# Text shown:
== == ==

This dataset contains three columns:

- `age` and `education` are considered *quasi-identifiers (QIDs)*.
- `income` is treated as a *sensitive attribute*.

Defining QIDs and Sensitive Attribute
-------------------------------------

.. code-block:: python

    qids = ["age", "education"]
    sensitive = "income" # It's possible to run the attack for a list of sensitive attributes

These variables are passed to the `privattacks` data wrapper and attack engine.

.. code-block:: python

    data = privattacks.data.Data(dataframe=df)
    attack = privattacks.attacks.Attack(data)

.. note::
    The dataset can be read directly from a file, see :mod:`privattacks.data`.

Evaluating Prior and Posterior Vulnerabilities
----------------------------------------------

We first calculate the prior and posterior vulnerabilities for:

- Re-identification attacks
- Attribute inference attacks

.. code-block:: python

    prior_reid = attack.prior_vulnerability("reid")
    prior_ai = attack.prior_vulnerability("ai", sensitive)
    posterior_reid = attack.posterior_vulnerability("reid", qids)

== == ==

# Task set:
(a) In the privattacks walkthrough, what purpose does the text give for defining `qids` and `sensitive`? Answer in one to three sentences.
(b) Resume the privattacks walkthrough from its last line of code.
You won't need the lines that follow the text.

# Data lines:
== == ==

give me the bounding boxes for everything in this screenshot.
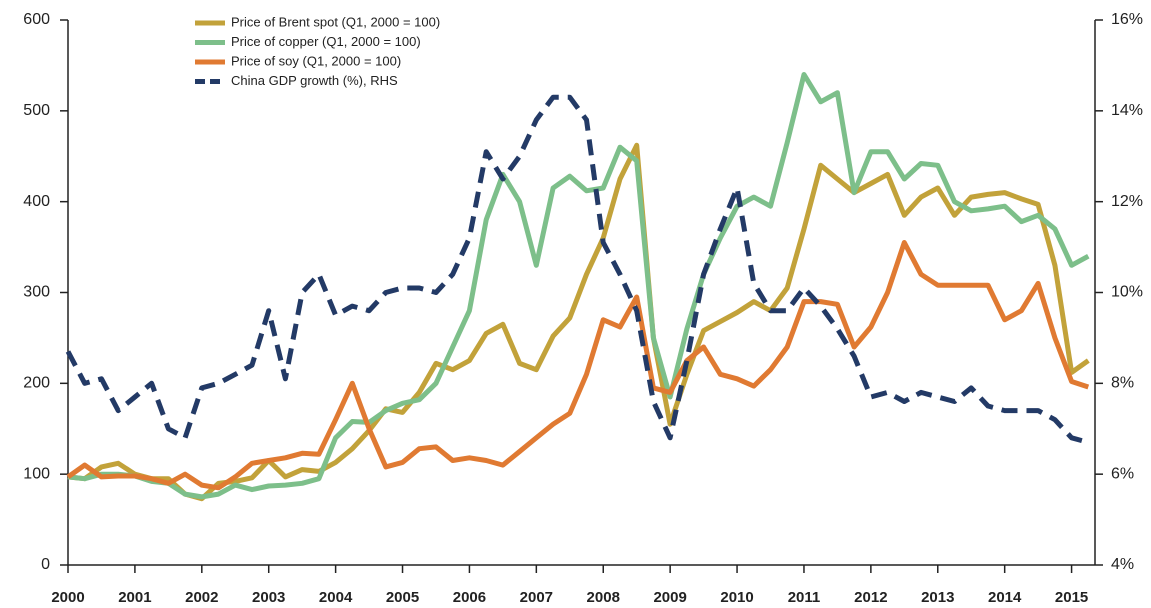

== == ==

# Task results:
(a) They are defined so they can be passed to the `privattacks` data wrapper and attack engine. `qids` lists `age` and `education` as the quasi-identifiers, and `sensitive` names `income` as the sensitive attribute.

(b)
    posterior_ai = attack.posterior_vulnerability("ai", qids, sensitive)

    print(f"Re-identification\n"+\
          f"Prior vulnerability; {prior_reid:.5f}\n"+\
          f"Posterior vulnerability: {posterior_reid:.5f}")

    print(f"\nAttribute inference - {sensitive}\n"+\
          f"Prior vulnerability; {prior_ai[sensitive]:.5f}\n"+\
          f"Posterior vulnerability: {posterior_ai[sensitive]:.5f}")

.. code-block:: python

    Re-identification
    Prior vulnerability; 0.12500
    Posterior vulnerability: 0.50000

    Attribute inference - income
    Prior vulnerability; 0.500000
    Posterior vulnerability: 0.75000

This provides an initial assessment of the risk posed by attackers with and without auxiliary information (quasi-identifiers).

Using the Optimized Evaluation Method
-------------------------------------

For convenience and performance, you can run both attacks in a single call:

.. code-block:: python

    posteriors = attack.posterior_vulnerability("all", qids, sensitive)

    print(f"Re-identification\n"+\
          f"Posterior vulnerability: {posteriors['reid']:.5f}")

    print(f"\nAttribute inference - {sensitive}\n"+\
          f"Posterior vulnerability: {posteriors['ai'][sensitive]:.5f}")

.. code-block::

    Re-identification
    Posterior vulnerability: 0.50000

    Attribute inference - income
    Posterior vulnerability: 0.75000

Analyzing Individual Vulnerabilities
------------------------------------

You can also inspect the distribution of vulnerabilities per record using the `distribution=True` flag.

.. code-block:: python

    posterior_reid, hist_reid = attack.posterior_vulnerability("reid", qids, distribution=True)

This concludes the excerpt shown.